GIVEN TASK: Find all lines in the listing that include the word "time", then copy them.

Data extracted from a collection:
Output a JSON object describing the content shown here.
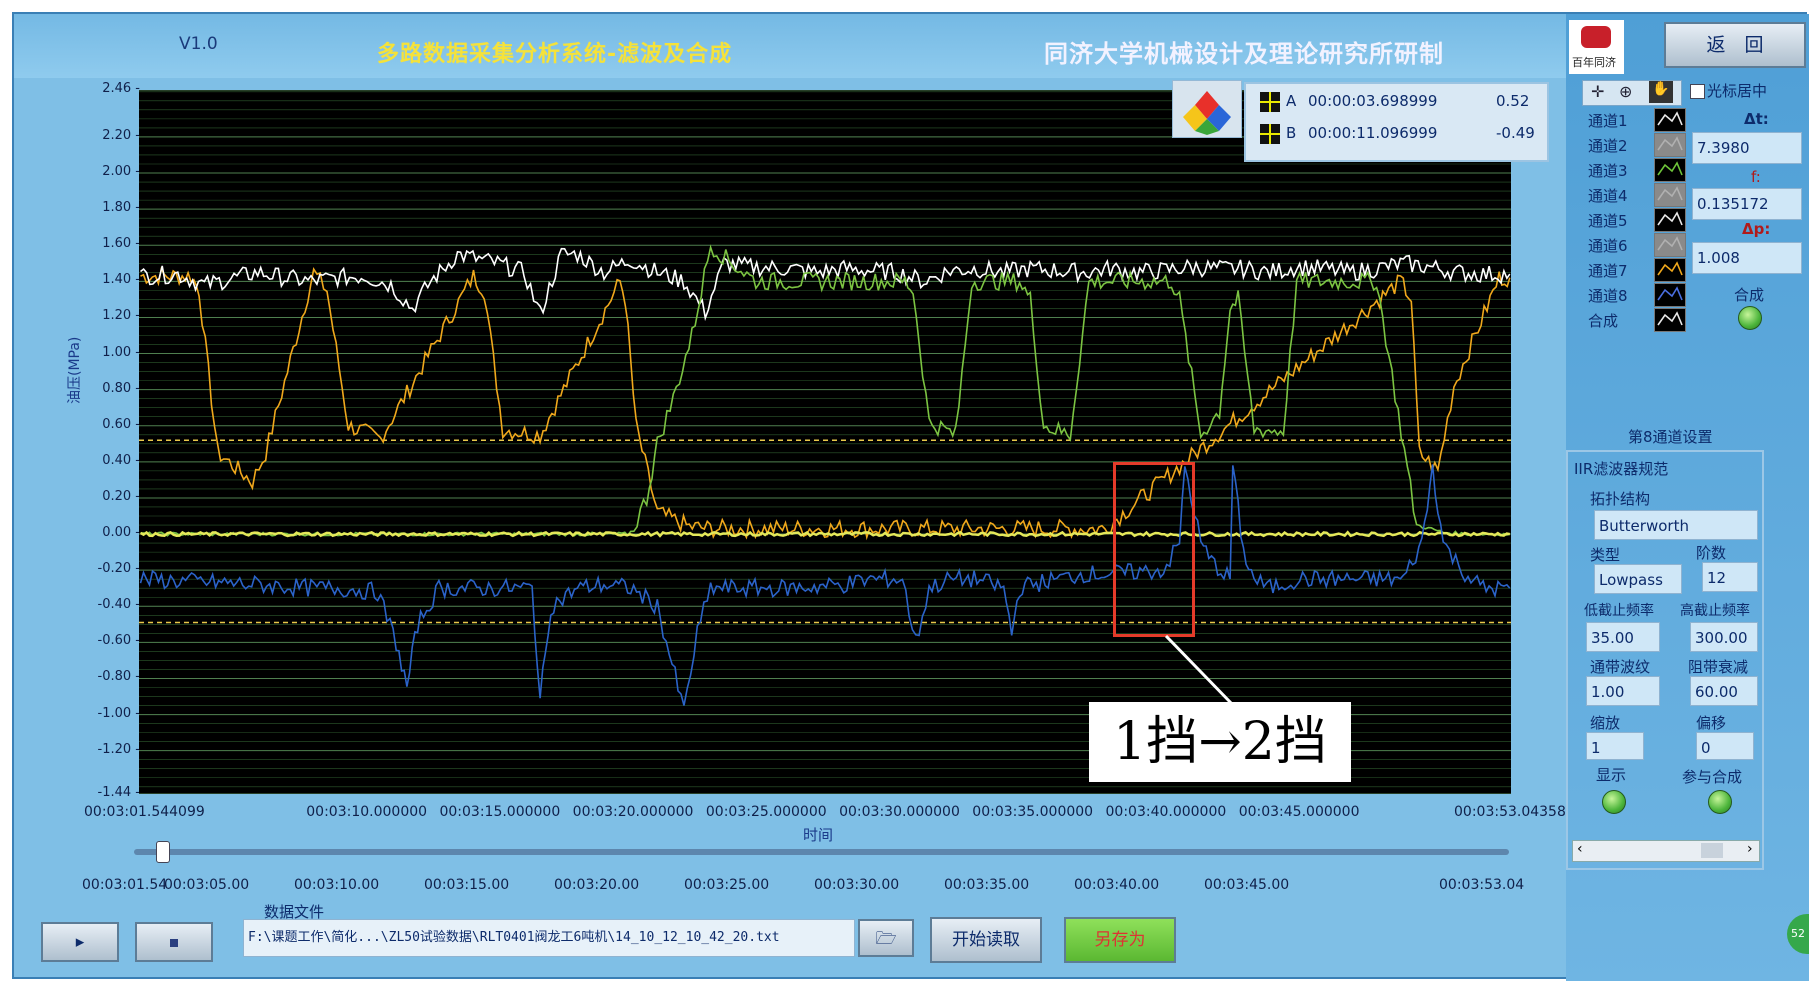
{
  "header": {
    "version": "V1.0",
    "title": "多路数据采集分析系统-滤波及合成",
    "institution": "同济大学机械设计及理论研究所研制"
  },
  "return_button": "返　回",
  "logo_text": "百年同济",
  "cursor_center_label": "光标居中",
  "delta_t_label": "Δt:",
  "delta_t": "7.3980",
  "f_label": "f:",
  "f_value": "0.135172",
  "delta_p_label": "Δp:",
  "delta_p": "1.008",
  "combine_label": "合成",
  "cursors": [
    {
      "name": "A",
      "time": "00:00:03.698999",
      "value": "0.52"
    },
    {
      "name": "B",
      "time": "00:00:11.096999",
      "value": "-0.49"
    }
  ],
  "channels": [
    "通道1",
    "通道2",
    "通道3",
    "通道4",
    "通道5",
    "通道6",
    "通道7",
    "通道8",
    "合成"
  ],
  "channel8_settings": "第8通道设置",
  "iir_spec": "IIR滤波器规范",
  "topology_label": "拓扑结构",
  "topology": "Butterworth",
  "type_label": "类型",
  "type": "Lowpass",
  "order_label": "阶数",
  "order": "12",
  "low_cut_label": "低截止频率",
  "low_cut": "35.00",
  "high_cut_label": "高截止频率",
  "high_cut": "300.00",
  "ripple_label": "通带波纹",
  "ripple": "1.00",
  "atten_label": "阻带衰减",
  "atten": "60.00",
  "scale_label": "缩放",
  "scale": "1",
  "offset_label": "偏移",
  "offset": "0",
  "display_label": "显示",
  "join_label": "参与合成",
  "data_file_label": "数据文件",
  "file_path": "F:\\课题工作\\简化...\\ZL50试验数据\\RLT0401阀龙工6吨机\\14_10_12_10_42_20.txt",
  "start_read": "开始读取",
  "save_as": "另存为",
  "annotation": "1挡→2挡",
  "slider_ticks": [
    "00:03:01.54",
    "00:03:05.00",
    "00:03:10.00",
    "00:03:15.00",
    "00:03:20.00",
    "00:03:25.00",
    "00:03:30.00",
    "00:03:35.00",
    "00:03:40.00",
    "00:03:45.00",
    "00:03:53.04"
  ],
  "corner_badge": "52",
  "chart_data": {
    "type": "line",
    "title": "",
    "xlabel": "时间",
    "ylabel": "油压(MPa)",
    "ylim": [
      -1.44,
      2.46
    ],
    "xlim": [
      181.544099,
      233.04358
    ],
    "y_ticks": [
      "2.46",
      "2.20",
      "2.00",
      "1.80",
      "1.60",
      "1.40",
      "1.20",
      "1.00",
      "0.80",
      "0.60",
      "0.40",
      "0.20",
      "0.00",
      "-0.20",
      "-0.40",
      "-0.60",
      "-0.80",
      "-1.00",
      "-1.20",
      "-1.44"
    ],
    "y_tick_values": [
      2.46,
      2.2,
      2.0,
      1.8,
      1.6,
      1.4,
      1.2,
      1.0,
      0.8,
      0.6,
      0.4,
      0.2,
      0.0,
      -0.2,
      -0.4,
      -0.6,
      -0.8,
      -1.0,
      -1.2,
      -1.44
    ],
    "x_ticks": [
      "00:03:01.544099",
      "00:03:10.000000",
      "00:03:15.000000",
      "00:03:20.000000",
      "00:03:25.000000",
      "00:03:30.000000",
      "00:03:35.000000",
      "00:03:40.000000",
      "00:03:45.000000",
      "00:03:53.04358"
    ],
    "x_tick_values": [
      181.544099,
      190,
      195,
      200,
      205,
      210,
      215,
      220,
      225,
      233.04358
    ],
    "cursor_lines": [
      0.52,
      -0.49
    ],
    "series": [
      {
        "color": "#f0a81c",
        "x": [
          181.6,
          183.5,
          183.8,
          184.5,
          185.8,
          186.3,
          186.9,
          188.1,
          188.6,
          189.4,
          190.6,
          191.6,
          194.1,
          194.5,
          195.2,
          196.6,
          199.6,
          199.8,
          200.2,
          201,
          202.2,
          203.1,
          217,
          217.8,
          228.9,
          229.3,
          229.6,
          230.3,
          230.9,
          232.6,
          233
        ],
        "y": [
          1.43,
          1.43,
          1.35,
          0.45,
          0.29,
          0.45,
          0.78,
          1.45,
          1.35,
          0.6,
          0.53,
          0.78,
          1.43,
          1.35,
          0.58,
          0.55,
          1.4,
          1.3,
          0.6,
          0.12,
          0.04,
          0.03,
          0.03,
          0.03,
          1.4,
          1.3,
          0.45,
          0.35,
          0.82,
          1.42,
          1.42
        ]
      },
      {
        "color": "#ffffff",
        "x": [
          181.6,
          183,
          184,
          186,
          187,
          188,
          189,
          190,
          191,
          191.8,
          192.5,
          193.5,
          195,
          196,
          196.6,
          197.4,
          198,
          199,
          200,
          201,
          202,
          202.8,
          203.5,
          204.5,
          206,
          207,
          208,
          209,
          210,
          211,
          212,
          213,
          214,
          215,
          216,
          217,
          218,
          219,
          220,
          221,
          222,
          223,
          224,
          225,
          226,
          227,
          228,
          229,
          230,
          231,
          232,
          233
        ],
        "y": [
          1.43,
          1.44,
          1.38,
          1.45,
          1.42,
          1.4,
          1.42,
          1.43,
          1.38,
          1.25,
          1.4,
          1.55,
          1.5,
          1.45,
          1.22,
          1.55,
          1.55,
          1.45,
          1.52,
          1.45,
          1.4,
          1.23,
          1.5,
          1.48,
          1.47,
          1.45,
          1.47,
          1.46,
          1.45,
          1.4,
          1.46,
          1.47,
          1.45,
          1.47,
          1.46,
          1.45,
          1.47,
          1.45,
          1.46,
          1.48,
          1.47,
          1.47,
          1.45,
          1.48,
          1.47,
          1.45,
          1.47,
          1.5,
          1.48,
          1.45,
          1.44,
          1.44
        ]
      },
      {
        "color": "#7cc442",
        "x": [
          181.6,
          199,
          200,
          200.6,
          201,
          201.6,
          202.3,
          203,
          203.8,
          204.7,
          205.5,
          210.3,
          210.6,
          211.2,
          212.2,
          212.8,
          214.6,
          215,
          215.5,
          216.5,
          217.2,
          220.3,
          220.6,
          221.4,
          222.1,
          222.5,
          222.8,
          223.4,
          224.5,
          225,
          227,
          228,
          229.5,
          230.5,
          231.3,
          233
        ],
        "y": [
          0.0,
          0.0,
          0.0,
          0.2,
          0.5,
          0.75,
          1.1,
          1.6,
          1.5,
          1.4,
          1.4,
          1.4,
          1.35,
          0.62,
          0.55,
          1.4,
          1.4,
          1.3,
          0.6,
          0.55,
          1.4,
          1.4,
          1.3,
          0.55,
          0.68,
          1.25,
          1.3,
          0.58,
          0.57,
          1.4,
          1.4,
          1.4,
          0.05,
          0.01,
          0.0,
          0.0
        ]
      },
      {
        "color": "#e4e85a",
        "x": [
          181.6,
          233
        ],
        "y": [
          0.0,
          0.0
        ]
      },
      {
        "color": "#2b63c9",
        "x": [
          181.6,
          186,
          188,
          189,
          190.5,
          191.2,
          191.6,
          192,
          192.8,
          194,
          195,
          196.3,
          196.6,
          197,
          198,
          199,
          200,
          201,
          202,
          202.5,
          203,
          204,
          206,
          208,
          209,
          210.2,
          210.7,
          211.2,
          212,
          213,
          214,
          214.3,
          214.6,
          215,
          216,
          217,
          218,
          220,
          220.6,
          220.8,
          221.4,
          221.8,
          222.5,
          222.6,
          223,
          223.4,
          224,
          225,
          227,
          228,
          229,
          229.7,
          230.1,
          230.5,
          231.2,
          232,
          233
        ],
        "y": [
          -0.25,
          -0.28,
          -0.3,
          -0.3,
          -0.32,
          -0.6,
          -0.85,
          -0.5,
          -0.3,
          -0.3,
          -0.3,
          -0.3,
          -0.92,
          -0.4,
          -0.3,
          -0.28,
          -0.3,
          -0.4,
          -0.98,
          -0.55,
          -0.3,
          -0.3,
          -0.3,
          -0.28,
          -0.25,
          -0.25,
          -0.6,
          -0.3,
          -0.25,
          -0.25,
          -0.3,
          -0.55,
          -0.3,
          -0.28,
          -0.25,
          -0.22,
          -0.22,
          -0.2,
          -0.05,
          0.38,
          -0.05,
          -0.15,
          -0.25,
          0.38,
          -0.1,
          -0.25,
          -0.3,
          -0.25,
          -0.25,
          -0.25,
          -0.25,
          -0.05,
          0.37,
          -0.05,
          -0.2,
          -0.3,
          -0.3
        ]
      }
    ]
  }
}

WORKED SOLUTION:
      "time": "00:00:03.698999",
      "time": "00:00:11.096999",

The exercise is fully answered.